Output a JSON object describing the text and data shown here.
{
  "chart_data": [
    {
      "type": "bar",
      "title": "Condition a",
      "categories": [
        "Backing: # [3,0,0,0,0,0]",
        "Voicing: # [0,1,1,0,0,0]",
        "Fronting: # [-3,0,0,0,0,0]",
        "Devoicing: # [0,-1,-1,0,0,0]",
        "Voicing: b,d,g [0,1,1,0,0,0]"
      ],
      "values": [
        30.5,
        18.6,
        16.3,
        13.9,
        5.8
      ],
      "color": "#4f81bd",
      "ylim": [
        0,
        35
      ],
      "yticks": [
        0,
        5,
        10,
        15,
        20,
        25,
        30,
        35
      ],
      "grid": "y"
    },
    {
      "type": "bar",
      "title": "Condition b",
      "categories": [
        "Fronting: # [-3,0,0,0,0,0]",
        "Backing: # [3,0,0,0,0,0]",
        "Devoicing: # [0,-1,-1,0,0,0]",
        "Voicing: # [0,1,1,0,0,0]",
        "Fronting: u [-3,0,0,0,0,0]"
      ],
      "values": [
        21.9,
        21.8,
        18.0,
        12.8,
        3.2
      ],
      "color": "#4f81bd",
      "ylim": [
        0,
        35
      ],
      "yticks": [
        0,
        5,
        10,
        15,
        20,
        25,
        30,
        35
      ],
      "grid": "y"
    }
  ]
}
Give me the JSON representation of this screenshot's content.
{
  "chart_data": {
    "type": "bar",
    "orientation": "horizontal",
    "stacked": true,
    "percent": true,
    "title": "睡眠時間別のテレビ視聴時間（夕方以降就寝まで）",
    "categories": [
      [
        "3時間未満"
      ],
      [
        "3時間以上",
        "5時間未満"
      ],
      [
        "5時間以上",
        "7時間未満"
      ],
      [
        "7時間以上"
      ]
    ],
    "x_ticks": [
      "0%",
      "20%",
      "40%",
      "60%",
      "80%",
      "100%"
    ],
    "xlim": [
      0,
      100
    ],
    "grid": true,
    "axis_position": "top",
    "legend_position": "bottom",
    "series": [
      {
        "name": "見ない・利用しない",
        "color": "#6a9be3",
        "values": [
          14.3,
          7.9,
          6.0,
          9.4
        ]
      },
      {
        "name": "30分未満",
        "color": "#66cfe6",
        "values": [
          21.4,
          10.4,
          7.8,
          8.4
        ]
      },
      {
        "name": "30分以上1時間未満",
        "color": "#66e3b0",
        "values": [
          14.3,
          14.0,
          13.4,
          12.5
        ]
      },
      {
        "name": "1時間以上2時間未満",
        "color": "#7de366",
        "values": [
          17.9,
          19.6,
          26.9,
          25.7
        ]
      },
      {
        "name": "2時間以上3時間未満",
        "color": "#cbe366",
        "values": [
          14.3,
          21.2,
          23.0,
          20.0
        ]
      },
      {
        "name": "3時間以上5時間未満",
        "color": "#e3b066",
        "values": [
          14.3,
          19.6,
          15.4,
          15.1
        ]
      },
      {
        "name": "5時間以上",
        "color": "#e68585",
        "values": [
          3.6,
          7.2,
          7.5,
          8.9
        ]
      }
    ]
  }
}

* * * * *

▶ Your instructions
Repeat every entry word for word.

▶ Solved exercise
Output a JSON object describing the text and data shown here.
{
  "chart_data": [
    {
      "type": "bar",
      "title": "Condition a",
      "categories": [
        "Backing: # [3,0,0,0,0,0]",
        "Voicing: # [0,1,1,0,0,0]",
        "Fronting: # [-3,0,0,0,0,0]",
        "Devoicing: # [0,-1,-1,0,0,0]",
        "Voicing: b,d,g [0,1,1,0,0,0]"
      ],
      "values": [
        30.5,
        18.6,
        16.3,
        13.9,
        5.8
      ],
      "color": "#4f81bd",
      "ylim": [
        0,
        35
      ],
      "yticks": [
        0,
        5,
        10,
        15,
        20,
        25,
        30,
        35
      ],
      "grid": "y"
    },
    {
      "type": "bar",
      "title": "Condition b",
      "categories": [
        "Fronting: # [-3,0,0,0,0,0]",
        "Backing: # [3,0,0,0,0,0]",
        "Devoicing: # [0,-1,-1,0,0,0]",
        "Voicing: # [0,1,1,0,0,0]",
        "Fronting: u [-3,0,0,0,0,0]"
      ],
      "values": [
        21.9,
        21.8,
        18.0,
        12.8,
        3.2
      ],
      "color": "#4f81bd",
      "ylim": [
        0,
        35
      ],
      "yticks": [
        0,
        5,
        10,
        15,
        20,
        25,
        30,
        35
      ],
      "grid": "y"
    }
  ]
}
Give me the JSON representation of this screenshot's content.
{
  "chart_data": {
    "type": "bar",
    "orientation": "horizontal",
    "stacked": true,
    "percent": true,
    "title": "睡眠時間別のテレビ視聴時間（夕方以降就寝まで）",
    "categories": [
      [
        "3時間未満"
      ],
      [
        "3時間以上",
        "5時間未満"
      ],
      [
        "5時間以上",
        "7時間未満"
      ],
      [
        "7時間以上"
      ]
    ],
    "x_ticks": [
      "0%",
      "20%",
      "40%",
      "60%",
      "80%",
      "100%"
    ],
    "xlim": [
      0,
      100
    ],
    "grid": true,
    "axis_position": "top",
    "legend_position": "bottom",
    "series": [
      {
        "name": "見ない・利用しない",
        "color": "#6a9be3",
        "values": [
          14.3,
          7.9,
          6.0,
          9.4
        ]
      },
      {
        "name": "30分未満",
        "color": "#66cfe6",
        "values": [
          21.4,
          10.4,
          7.8,
          8.4
        ]
      },
      {
        "name": "30分以上1時間未満",
        "color": "#66e3b0",
        "values": [
          14.3,
          14.0,
          13.4,
          12.5
        ]
      },
      {
        "name": "1時間以上2時間未満",
        "color": "#7de366",
        "values": [
          17.9,
          19.6,
          26.9,
          25.7
        ]
      },
      {
        "name": "2時間以上3時間未満",
        "color": "#cbe366",
        "values": [
          14.3,
          21.2,
          23.0,
          20.0
        ]
      },
      {
        "name": "3時間以上5時間未満",
        "color": "#e3b066",
        "values": [
          14.3,
          19.6,
          15.4,
          15.1
        ]
      },
      {
        "name": "5時間以上",
        "color": "#e68585",
        "values": [
          3.6,
          7.2,
          7.5,
          8.9
        ]
      }
    ]
  }
}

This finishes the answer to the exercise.